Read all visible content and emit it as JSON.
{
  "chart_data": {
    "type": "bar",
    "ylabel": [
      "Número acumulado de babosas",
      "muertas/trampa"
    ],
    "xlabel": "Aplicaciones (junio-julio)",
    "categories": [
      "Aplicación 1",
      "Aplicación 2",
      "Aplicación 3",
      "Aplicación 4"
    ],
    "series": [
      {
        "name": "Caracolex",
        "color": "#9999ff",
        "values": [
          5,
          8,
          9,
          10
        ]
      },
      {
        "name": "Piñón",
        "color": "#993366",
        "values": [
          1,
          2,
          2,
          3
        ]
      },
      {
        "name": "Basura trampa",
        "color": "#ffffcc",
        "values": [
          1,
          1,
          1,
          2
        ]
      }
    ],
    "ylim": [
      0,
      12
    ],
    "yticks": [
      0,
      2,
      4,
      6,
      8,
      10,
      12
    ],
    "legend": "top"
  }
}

...

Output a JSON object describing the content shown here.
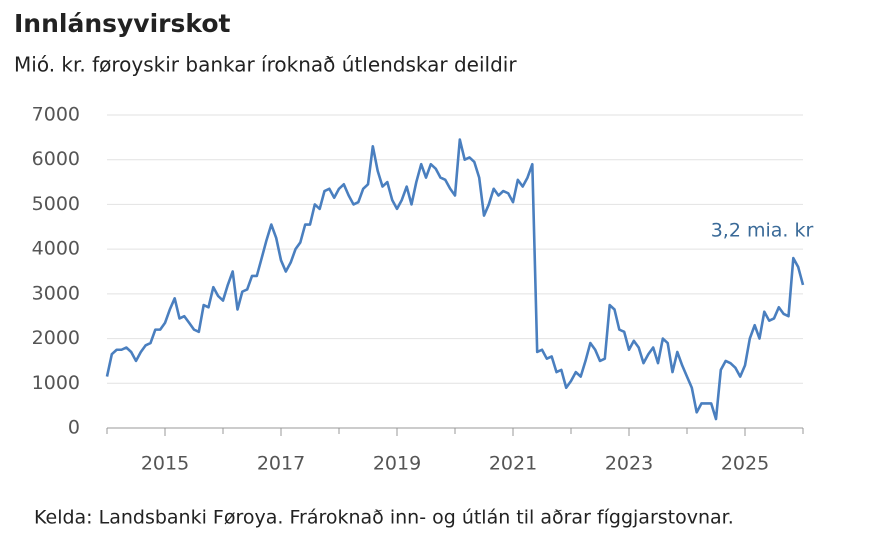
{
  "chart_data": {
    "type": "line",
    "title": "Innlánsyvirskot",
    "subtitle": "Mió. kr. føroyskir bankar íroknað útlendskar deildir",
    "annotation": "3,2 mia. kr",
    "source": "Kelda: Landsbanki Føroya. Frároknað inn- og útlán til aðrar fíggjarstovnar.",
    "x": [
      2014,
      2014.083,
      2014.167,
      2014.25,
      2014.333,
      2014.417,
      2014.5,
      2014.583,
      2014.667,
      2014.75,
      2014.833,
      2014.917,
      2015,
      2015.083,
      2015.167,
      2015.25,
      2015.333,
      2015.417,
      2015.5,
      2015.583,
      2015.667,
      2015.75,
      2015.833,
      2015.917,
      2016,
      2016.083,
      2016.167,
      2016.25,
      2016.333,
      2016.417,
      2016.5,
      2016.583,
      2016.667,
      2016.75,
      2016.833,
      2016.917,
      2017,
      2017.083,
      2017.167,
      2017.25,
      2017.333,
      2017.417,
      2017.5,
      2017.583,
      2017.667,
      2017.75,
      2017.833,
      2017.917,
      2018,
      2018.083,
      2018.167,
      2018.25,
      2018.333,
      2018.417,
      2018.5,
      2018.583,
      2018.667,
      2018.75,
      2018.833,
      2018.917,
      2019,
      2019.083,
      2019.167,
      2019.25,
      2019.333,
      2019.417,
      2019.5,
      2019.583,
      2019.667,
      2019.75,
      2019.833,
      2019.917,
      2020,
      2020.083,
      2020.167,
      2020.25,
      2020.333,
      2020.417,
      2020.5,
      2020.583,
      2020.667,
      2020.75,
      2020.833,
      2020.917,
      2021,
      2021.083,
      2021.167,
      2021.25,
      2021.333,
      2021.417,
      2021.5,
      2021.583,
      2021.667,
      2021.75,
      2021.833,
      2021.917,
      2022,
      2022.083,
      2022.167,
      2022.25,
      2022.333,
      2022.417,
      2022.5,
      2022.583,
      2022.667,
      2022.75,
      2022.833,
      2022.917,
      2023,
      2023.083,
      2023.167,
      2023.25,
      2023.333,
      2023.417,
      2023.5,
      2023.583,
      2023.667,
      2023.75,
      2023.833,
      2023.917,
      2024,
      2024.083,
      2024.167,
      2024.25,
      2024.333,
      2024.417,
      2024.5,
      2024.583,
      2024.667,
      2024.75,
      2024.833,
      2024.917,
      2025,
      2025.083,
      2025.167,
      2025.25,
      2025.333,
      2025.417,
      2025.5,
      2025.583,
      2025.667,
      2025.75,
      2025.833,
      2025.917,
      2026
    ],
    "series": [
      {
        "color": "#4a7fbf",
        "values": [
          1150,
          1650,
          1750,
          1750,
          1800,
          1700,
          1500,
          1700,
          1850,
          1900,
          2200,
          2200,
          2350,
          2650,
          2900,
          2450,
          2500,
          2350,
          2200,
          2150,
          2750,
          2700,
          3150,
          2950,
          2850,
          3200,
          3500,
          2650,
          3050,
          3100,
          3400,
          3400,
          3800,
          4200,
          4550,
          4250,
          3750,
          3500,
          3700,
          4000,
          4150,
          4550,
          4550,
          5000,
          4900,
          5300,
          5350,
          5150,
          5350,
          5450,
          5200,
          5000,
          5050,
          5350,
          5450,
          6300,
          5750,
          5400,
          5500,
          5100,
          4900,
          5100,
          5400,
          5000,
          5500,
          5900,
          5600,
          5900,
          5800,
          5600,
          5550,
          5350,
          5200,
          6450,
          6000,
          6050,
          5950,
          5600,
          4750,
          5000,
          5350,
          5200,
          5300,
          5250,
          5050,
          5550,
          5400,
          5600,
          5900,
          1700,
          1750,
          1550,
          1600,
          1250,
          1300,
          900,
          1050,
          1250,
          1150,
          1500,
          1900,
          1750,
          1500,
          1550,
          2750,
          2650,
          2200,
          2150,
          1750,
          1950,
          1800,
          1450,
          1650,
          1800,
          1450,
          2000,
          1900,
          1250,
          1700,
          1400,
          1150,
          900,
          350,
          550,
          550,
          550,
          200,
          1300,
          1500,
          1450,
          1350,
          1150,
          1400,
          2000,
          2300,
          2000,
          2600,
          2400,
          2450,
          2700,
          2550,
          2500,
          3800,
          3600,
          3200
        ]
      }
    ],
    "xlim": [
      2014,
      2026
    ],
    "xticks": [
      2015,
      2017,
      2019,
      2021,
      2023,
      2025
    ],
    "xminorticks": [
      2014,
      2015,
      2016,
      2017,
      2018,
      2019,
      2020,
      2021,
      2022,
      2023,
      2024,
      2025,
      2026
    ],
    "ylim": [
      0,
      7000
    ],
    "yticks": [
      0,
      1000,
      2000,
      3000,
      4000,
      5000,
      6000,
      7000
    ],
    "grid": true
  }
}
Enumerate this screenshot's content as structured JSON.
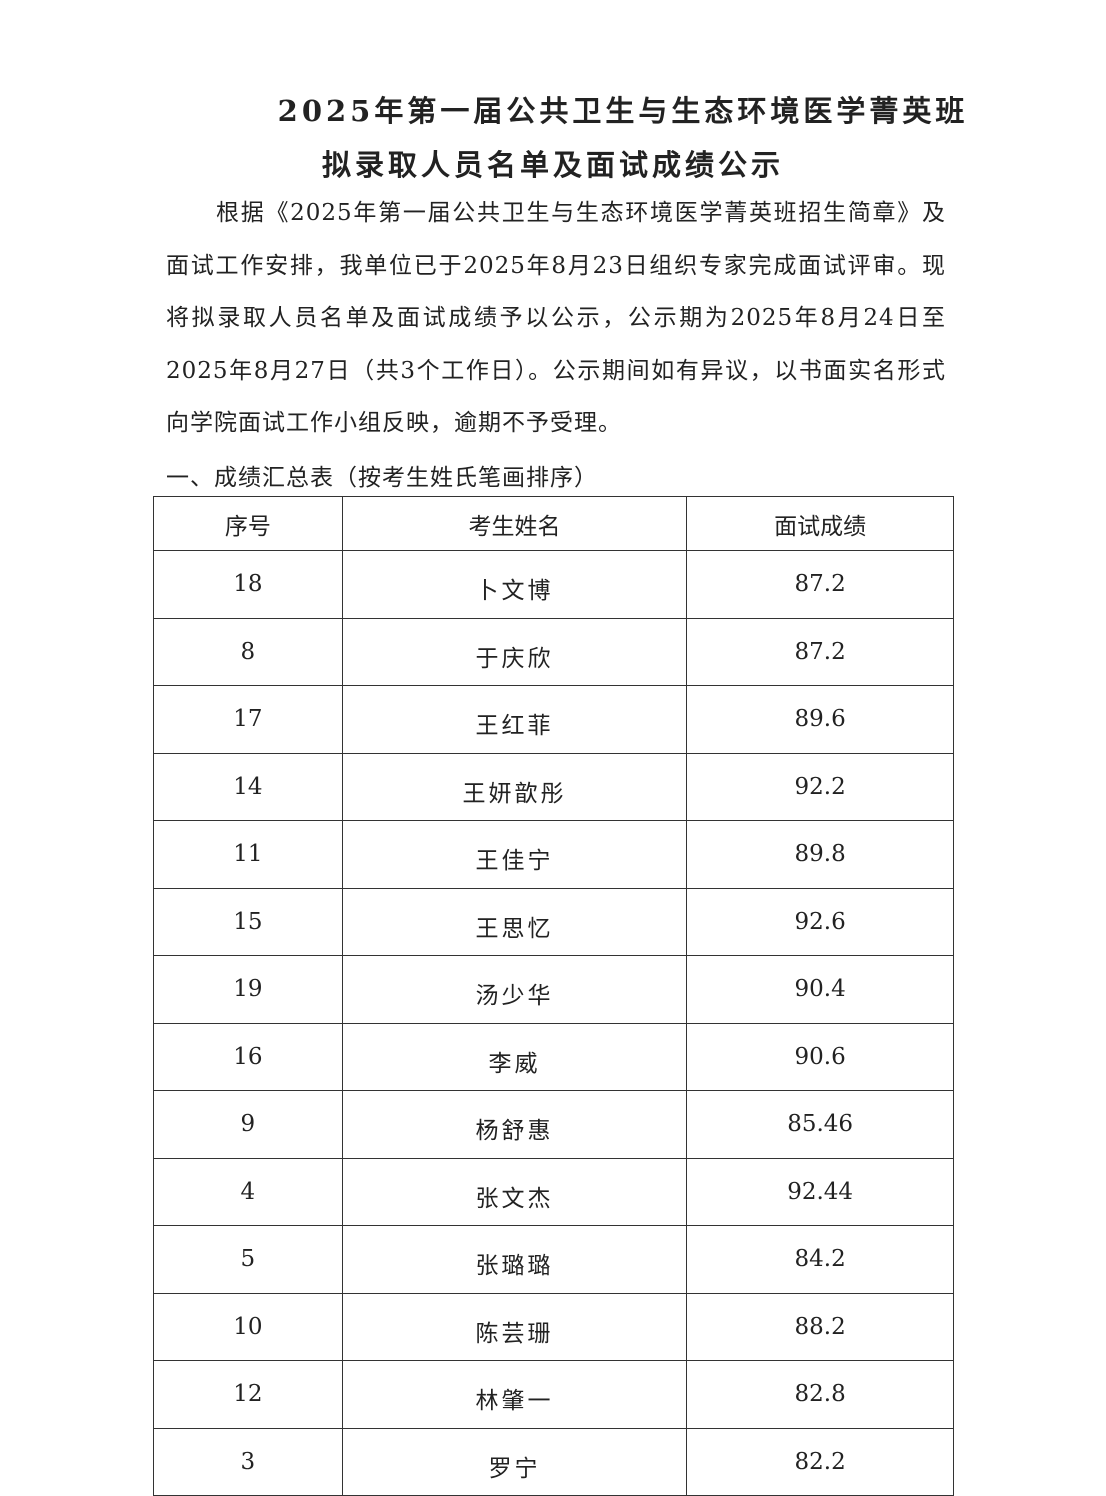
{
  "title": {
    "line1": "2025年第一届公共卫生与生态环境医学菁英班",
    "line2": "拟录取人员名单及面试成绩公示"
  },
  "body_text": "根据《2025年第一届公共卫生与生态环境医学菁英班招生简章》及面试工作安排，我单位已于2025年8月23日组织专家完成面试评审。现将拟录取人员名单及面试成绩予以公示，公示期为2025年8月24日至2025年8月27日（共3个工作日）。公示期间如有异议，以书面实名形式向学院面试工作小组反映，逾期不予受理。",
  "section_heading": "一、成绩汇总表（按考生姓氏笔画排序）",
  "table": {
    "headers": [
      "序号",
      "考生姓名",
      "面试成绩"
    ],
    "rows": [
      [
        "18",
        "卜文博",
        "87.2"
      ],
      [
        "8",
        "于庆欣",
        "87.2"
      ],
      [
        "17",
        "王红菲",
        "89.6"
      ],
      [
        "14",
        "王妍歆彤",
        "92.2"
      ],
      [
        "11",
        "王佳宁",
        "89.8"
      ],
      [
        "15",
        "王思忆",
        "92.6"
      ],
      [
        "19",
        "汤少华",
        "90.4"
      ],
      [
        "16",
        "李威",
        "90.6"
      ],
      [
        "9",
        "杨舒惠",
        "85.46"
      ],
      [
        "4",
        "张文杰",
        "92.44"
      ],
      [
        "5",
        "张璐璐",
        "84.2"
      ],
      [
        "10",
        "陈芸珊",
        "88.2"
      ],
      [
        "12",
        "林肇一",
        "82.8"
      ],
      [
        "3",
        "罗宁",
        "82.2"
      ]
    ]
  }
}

# [Written exercise]
Within the material above, find the lines that contain the word "name"; copy them.

# [Solution for this exercise]
        "name": "Caracolex",
        "name": "Piñón",
        "name": "Basura trampa",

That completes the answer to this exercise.